EXERCISE INSTRUCTIONS: Set down the records once more, please, exactly and with the pictures left out.

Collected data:
↓

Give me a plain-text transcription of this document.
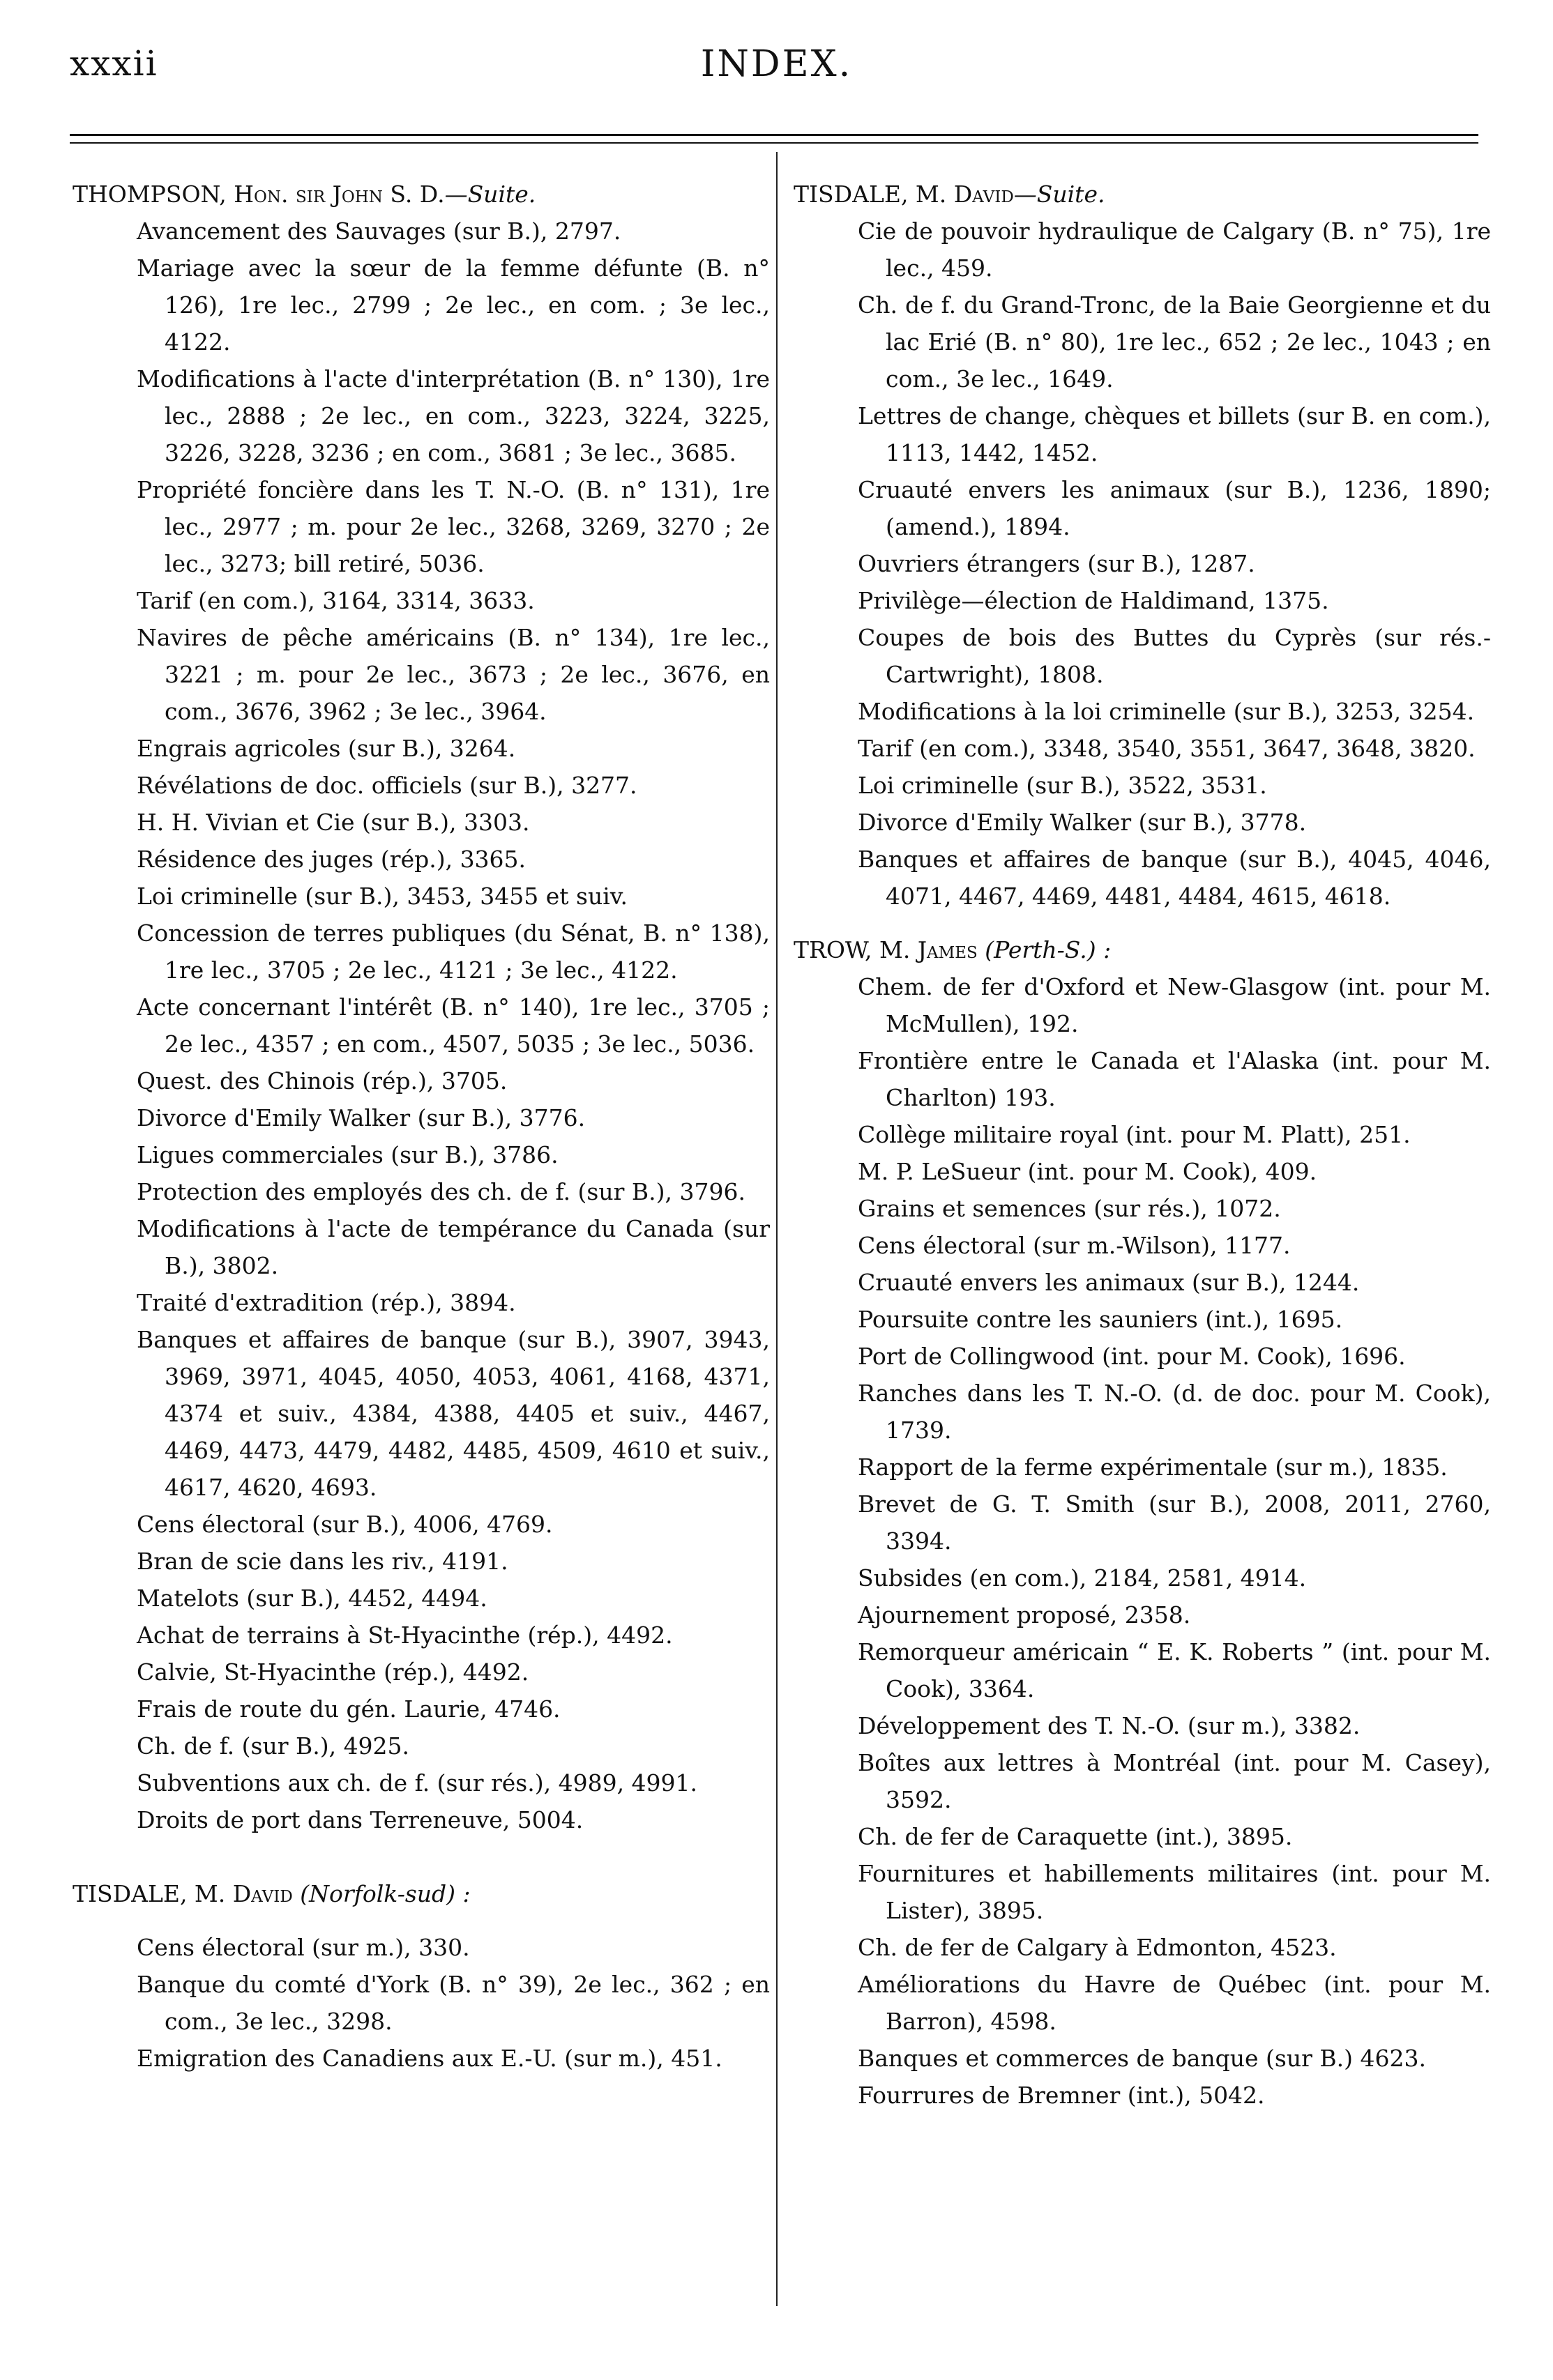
xxxii	INDEX.
THOMPSON, Hon. sir John S. D.—Suite.
Avancement des Sauvages (sur B.), 2797.
Mariage avec la sœur de la femme défunte (B. n° 126), 1re lec., 2799 ; 2e lec., en com. ; 3e lec., 4122.
Modifications à l'acte d'interprétation (B. n° 130), 1re lec., 2888 ; 2e lec., en com., 3223, 3224, 3225, 3226, 3228, 3236 ; en com., 3681 ; 3e lec., 3685.
Propriété foncière dans les T. N.-O. (B. n° 131), 1re lec., 2977 ; m. pour 2e lec., 3268, 3269, 3270 ; 2e lec., 3273; bill retiré, 5036.
Tarif (en com.), 3164, 3314, 3633.
Navires de pêche américains (B. n° 134), 1re lec., 3221 ; m. pour 2e lec., 3673 ; 2e lec., 3676, en com., 3676, 3962 ; 3e lec., 3964.
Engrais agricoles (sur B.), 3264.
Révélations de doc. officiels (sur B.), 3277.
H. H. Vivian et Cie (sur B.), 3303.
Résidence des juges (rép.), 3365.
Loi criminelle (sur B.), 3453, 3455 et suiv.
Concession de terres publiques (du Sénat, B. n° 138), 1re lec., 3705 ; 2e lec., 4121 ; 3e lec., 4122.
Acte concernant l'intérêt (B. n° 140), 1re lec., 3705 ; 2e lec., 4357 ; en com., 4507, 5035 ; 3e lec., 5036.
Quest. des Chinois (rép.), 3705.
Divorce d'Emily Walker (sur B.), 3776.
Ligues commerciales (sur B.), 3786.
Protection des employés des ch. de f. (sur B.), 3796.
Modifications à l'acte de tempérance du Canada (sur B.), 3802.
Traité d'extradition (rép.), 3894.
Banques et affaires de banque (sur B.), 3907, 3943, 3969, 3971, 4045, 4050, 4053, 4061, 4168, 4371, 4374 et suiv., 4384, 4388, 4405 et suiv., 4467, 4469, 4473, 4479, 4482, 4485, 4509, 4610 et suiv., 4617, 4620, 4693.
Cens électoral (sur B.), 4006, 4769.
Bran de scie dans les riv., 4191.
Matelots (sur B.), 4452, 4494.
Achat de terrains à St-Hyacinthe (rép.), 4492.
Calvie, St-Hyacinthe (rép.), 4492.
Frais de route du gén. Laurie, 4746.
Ch. de f. (sur B.), 4925.
Subventions aux ch. de f. (sur rés.), 4989, 4991.
Droits de port dans Terreneuve, 5004.
TISDALE, M. David (Norfolk-sud) :
Cens électoral (sur m.), 330.
Banque du comté d'York (B. n° 39), 2e lec., 362 ; en com., 3e lec., 3298.
Emigration des Canadiens aux E.-U. (sur m.), 451.
TISDALE, M. David—Suite.
Cie de pouvoir hydraulique de Calgary (B. n° 75), 1re lec., 459.
Ch. de f. du Grand-Tronc, de la Baie Georgienne et du lac Erié (B. n° 80), 1re lec., 652 ; 2e lec., 1043 ; en com., 3e lec., 1649.
Lettres de change, chèques et billets (sur B. en com.), 1113, 1442, 1452.
Cruauté envers les animaux (sur B.), 1236, 1890; (amend.), 1894.
Ouvriers étrangers (sur B.), 1287.
Privilège—élection de Haldimand, 1375.
Coupes de bois des Buttes du Cyprès (sur rés.-Cartwright), 1808.
Modifications à la loi criminelle (sur B.), 3253, 3254.
Tarif (en com.), 3348, 3540, 3551, 3647, 3648, 3820.
Loi criminelle (sur B.), 3522, 3531.
Divorce d'Emily Walker (sur B.), 3778.
Banques et affaires de banque (sur B.), 4045, 4046, 4071, 4467, 4469, 4481, 4484, 4615, 4618.
TROW, M. James (Perth-S.) :
Chem. de fer d'Oxford et New-Glasgow (int. pour M. McMullen), 192.
Frontière entre le Canada et l'Alaska (int. pour M. Charlton) 193.
Collège militaire royal (int. pour M. Platt), 251.
M. P. LeSueur (int. pour M. Cook), 409.
Grains et semences (sur rés.), 1072.
Cens électoral (sur m.-Wilson), 1177.
Cruauté envers les animaux (sur B.), 1244.
Poursuite contre les sauniers (int.), 1695.
Port de Collingwood (int. pour M. Cook), 1696.
Ranches dans les T. N.-O. (d. de doc. pour M. Cook), 1739.
Rapport de la ferme expérimentale (sur m.), 1835.
Brevet de G. T. Smith (sur B.), 2008, 2011, 2760, 3394.
Subsides (en com.), 2184, 2581, 4914.
Ajournement proposé, 2358.
Remorqueur américain “ E. K. Roberts ” (int. pour M. Cook), 3364.
Développement des T. N.-O. (sur m.), 3382.
Boîtes aux lettres à Montréal (int. pour M. Casey), 3592.
Ch. de fer de Caraquette (int.), 3895.
Fournitures et habillements militaires (int. pour M. Lister), 3895.
Ch. de fer de Calgary à Edmonton, 4523.
Améliorations du Havre de Québec (int. pour M. Barron), 4598.
Banques et commerces de banque (sur B.) 4623.
Fourrures de Bremner (int.), 5042.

↑

THE RESULT:
Give me a plain-text transcription of this document.
xxxii	INDEX.
THOMPSON, Hon. sir John S. D.—Suite.
Avancement des Sauvages (sur B.), 2797.
Mariage avec la sœur de la femme défunte (B. n° 126), 1re lec., 2799 ; 2e lec., en com. ; 3e lec., 4122.
Modifications à l'acte d'interprétation (B. n° 130), 1re lec., 2888 ; 2e lec., en com., 3223, 3224, 3225, 3226, 3228, 3236 ; en com., 3681 ; 3e lec., 3685.
Propriété foncière dans les T. N.-O. (B. n° 131), 1re lec., 2977 ; m. pour 2e lec., 3268, 3269, 3270 ; 2e lec., 3273; bill retiré, 5036.
Tarif (en com.), 3164, 3314, 3633.
Navires de pêche américains (B. n° 134), 1re lec., 3221 ; m. pour 2e lec., 3673 ; 2e lec., 3676, en com., 3676, 3962 ; 3e lec., 3964.
Engrais agricoles (sur B.), 3264.
Révélations de doc. officiels (sur B.), 3277.
H. H. Vivian et Cie (sur B.), 3303.
Résidence des juges (rép.), 3365.
Loi criminelle (sur B.), 3453, 3455 et suiv.
Concession de terres publiques (du Sénat, B. n° 138), 1re lec., 3705 ; 2e lec., 4121 ; 3e lec., 4122.
Acte concernant l'intérêt (B. n° 140), 1re lec., 3705 ; 2e lec., 4357 ; en com., 4507, 5035 ; 3e lec., 5036.
Quest. des Chinois (rép.), 3705.
Divorce d'Emily Walker (sur B.), 3776.
Ligues commerciales (sur B.), 3786.
Protection des employés des ch. de f. (sur B.), 3796.
Modifications à l'acte de tempérance du Canada (sur B.), 3802.
Traité d'extradition (rép.), 3894.
Banques et affaires de banque (sur B.), 3907, 3943, 3969, 3971, 4045, 4050, 4053, 4061, 4168, 4371, 4374 et suiv., 4384, 4388, 4405 et suiv., 4467, 4469, 4473, 4479, 4482, 4485, 4509, 4610 et suiv., 4617, 4620, 4693.
Cens électoral (sur B.), 4006, 4769.
Bran de scie dans les riv., 4191.
Matelots (sur B.), 4452, 4494.
Achat de terrains à St-Hyacinthe (rép.), 4492.
Calvie, St-Hyacinthe (rép.), 4492.
Frais de route du gén. Laurie, 4746.
Ch. de f. (sur B.), 4925.
Subventions aux ch. de f. (sur rés.), 4989, 4991.
Droits de port dans Terreneuve, 5004.
TISDALE, M. David (Norfolk-sud) :
Cens électoral (sur m.), 330.
Banque du comté d'York (B. n° 39), 2e lec., 362 ; en com., 3e lec., 3298.
Emigration des Canadiens aux E.-U. (sur m.), 451.
TISDALE, M. David—Suite.
Cie de pouvoir hydraulique de Calgary (B. n° 75), 1re lec., 459.
Ch. de f. du Grand-Tronc, de la Baie Georgienne et du lac Erié (B. n° 80), 1re lec., 652 ; 2e lec., 1043 ; en com., 3e lec., 1649.
Lettres de change, chèques et billets (sur B. en com.), 1113, 1442, 1452.
Cruauté envers les animaux (sur B.), 1236, 1890; (amend.), 1894.
Ouvriers étrangers (sur B.), 1287.
Privilège—élection de Haldimand, 1375.
Coupes de bois des Buttes du Cyprès (sur rés.-Cartwright), 1808.
Modifications à la loi criminelle (sur B.), 3253, 3254.
Tarif (en com.), 3348, 3540, 3551, 3647, 3648, 3820.
Loi criminelle (sur B.), 3522, 3531.
Divorce d'Emily Walker (sur B.), 3778.
Banques et affaires de banque (sur B.), 4045, 4046, 4071, 4467, 4469, 4481, 4484, 4615, 4618.
TROW, M. James (Perth-S.) :
Chem. de fer d'Oxford et New-Glasgow (int. pour M. McMullen), 192.
Frontière entre le Canada et l'Alaska (int. pour M. Charlton) 193.
Collège militaire royal (int. pour M. Platt), 251.
M. P. LeSueur (int. pour M. Cook), 409.
Grains et semences (sur rés.), 1072.
Cens électoral (sur m.-Wilson), 1177.
Cruauté envers les animaux (sur B.), 1244.
Poursuite contre les sauniers (int.), 1695.
Port de Collingwood (int. pour M. Cook), 1696.
Ranches dans les T. N.-O. (d. de doc. pour M. Cook), 1739.
Rapport de la ferme expérimentale (sur m.), 1835.
Brevet de G. T. Smith (sur B.), 2008, 2011, 2760, 3394.
Subsides (en com.), 2184, 2581, 4914.
Ajournement proposé, 2358.
Remorqueur américain “ E. K. Roberts ” (int. pour M. Cook), 3364.
Développement des T. N.-O. (sur m.), 3382.
Boîtes aux lettres à Montréal (int. pour M. Casey), 3592.
Ch. de fer de Caraquette (int.), 3895.
Fournitures et habillements militaires (int. pour M. Lister), 3895.
Ch. de fer de Calgary à Edmonton, 4523.
Améliorations du Havre de Québec (int. pour M. Barron), 4598.
Banques et commerces de banque (sur B.) 4623.
Fourrures de Bremner (int.), 5042.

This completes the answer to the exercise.